## Start Records supplied

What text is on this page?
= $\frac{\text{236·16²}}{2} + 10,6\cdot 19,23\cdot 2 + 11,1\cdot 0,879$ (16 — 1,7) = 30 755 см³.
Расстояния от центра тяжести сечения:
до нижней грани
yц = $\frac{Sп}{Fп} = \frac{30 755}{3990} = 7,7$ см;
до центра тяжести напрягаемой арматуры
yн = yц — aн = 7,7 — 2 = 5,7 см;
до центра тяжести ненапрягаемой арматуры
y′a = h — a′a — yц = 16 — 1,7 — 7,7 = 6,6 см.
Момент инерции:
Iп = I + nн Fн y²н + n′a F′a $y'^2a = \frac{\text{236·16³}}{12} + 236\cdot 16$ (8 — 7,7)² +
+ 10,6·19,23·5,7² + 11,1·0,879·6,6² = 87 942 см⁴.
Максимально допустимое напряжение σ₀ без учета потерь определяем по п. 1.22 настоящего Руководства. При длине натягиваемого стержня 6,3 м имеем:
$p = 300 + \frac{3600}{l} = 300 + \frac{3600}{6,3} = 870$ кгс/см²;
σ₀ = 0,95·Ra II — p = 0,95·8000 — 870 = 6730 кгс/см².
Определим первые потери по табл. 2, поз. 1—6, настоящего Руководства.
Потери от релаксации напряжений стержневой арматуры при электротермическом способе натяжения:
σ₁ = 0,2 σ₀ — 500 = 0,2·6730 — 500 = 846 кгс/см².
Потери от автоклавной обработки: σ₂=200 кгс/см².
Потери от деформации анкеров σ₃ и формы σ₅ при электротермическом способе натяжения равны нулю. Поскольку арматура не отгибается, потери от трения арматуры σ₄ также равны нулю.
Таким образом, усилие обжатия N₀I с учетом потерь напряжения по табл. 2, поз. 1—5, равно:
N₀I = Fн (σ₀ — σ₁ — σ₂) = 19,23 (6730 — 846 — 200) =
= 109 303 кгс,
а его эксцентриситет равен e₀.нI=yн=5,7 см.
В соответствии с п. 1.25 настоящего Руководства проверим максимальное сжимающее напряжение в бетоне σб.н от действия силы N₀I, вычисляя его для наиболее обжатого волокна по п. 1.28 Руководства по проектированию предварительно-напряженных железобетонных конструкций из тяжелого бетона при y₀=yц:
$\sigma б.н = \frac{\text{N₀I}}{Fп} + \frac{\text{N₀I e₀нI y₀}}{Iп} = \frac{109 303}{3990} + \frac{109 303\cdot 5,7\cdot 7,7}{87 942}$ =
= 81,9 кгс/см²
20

## End Records supplied
## Start Records supplied

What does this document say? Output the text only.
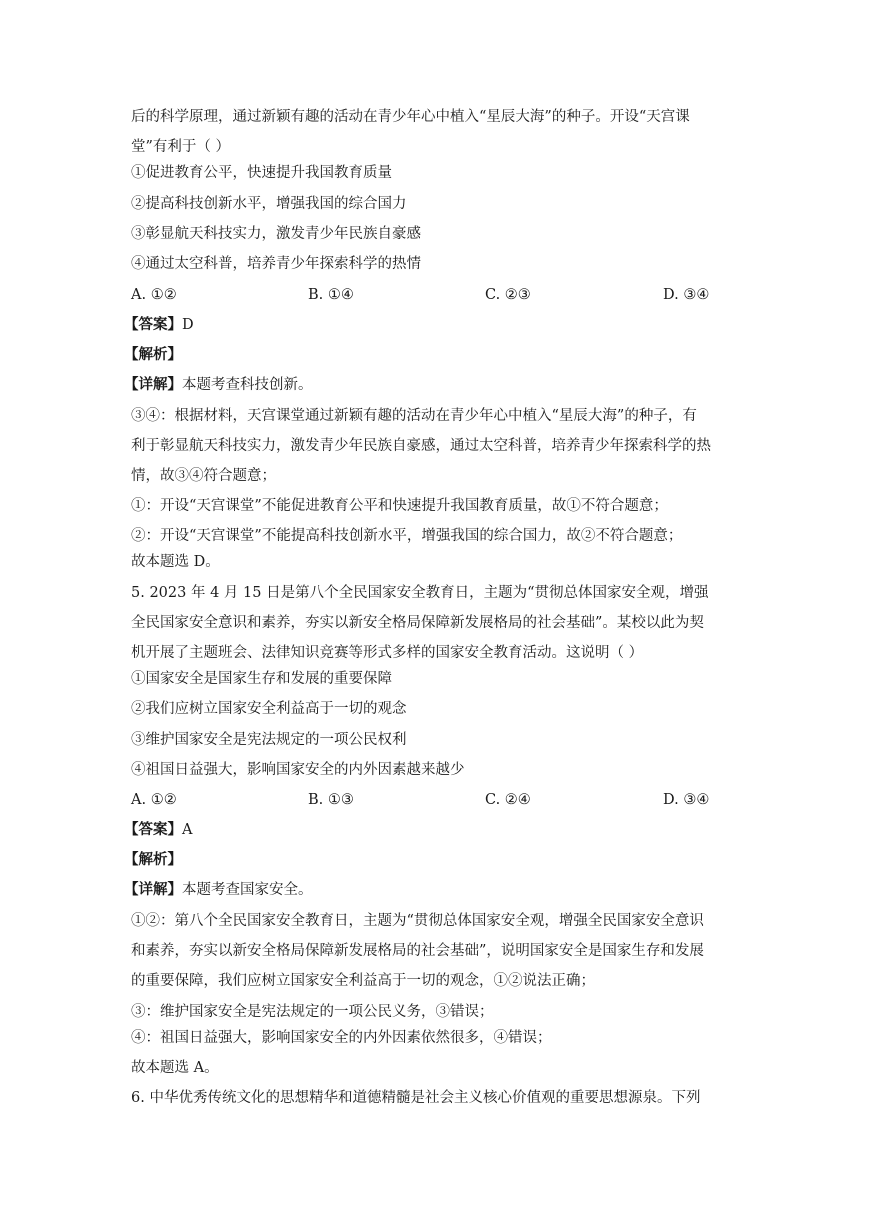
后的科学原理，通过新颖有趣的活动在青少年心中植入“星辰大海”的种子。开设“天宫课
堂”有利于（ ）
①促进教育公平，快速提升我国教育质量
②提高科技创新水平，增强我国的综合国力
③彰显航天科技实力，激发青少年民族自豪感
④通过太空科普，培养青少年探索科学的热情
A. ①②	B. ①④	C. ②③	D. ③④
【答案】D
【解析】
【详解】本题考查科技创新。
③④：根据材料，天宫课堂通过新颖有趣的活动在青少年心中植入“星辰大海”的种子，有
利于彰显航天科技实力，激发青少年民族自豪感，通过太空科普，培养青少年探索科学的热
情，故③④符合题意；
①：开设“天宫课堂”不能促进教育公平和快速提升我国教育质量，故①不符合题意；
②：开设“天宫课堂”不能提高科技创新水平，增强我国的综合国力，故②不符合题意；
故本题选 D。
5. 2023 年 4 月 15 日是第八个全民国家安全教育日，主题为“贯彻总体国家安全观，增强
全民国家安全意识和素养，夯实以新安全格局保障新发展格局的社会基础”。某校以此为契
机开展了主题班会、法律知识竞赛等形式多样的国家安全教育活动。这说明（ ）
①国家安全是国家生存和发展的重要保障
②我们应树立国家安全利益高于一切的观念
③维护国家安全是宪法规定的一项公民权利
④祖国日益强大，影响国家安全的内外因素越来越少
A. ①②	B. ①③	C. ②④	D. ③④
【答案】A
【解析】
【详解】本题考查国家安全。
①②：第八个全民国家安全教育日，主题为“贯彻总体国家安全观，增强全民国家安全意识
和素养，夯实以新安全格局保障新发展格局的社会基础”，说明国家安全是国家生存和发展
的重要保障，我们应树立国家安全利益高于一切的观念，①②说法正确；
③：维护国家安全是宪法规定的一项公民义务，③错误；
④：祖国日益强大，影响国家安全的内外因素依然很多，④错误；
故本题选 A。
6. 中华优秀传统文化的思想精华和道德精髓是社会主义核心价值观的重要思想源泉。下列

## End Records supplied

> Task instructions
Which lines of the data include "способе"? Copy each of them.

> Solution to the exercise
Потери от релаксации напряжений стержневой арматуры при электротермическом способе натяжения:
Потери от деформации анкеров σ₃ и формы σ₅ при электротермическом способе натяжения равны нулю. Поскольку арматура не отгибается, потери от трения арматуры σ₄ также равны нулю.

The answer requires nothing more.